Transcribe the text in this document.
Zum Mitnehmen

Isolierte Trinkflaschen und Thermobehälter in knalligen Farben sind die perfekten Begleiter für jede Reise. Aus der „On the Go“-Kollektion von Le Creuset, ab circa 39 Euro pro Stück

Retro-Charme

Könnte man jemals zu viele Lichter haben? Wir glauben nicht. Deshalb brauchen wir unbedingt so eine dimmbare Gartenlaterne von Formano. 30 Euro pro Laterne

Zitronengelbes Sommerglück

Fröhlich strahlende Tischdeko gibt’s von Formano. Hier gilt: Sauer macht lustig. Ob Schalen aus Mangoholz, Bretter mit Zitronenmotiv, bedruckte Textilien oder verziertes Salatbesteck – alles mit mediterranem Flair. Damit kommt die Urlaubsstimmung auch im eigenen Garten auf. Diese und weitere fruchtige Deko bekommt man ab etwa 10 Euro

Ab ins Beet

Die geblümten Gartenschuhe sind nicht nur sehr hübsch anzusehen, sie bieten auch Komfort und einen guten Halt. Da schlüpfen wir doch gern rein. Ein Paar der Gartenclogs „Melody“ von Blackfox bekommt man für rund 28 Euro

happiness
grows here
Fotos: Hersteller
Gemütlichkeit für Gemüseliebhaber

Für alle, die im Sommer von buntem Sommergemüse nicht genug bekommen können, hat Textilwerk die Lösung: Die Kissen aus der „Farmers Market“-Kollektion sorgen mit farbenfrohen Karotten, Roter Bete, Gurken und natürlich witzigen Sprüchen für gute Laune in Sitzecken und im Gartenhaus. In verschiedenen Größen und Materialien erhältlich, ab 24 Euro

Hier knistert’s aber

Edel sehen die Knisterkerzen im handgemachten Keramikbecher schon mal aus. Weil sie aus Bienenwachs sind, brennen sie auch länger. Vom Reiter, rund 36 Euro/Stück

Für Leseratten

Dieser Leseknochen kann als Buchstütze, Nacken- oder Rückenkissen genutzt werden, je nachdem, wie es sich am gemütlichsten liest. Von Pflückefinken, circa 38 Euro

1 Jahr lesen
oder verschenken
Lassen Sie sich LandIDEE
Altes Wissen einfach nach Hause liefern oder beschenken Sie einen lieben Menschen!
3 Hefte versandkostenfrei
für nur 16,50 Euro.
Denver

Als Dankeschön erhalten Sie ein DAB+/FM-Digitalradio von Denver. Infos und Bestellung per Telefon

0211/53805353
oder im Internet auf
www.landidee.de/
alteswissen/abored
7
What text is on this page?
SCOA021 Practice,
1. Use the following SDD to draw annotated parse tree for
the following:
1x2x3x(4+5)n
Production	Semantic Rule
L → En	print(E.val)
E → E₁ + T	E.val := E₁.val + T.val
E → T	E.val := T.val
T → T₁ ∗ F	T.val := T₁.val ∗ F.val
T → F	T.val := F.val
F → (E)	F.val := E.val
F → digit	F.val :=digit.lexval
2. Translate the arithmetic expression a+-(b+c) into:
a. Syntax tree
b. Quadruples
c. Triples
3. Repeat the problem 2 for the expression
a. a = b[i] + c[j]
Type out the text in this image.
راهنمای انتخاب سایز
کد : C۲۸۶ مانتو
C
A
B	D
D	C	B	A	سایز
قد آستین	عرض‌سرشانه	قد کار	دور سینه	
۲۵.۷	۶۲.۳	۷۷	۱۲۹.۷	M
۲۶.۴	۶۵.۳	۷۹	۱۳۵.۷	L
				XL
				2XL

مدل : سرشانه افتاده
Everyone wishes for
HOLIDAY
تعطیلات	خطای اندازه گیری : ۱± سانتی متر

= = = = =

Directions for this task
Give back, exactly as written, the lines from the one with "Type out the text in this image." to the last line.

Task solution
Type out the text in this image.
راهنمای انتخاب سایز
کد : C۲۸۶ مانتو
C
A
B	D
D	C	B	A	سایز
قد آستین	عرض‌سرشانه	قد کار	دور سینه	
۲۵.۷	۶۲.۳	۷۷	۱۲۹.۷	M
۲۶.۴	۶۵.۳	۷۹	۱۳۵.۷	L
				XL
				2XL

مدل : سرشانه افتاده
Everyone wishes for
HOLIDAY
تعطیلات	خطای اندازه گیری : ۱± سانتی متر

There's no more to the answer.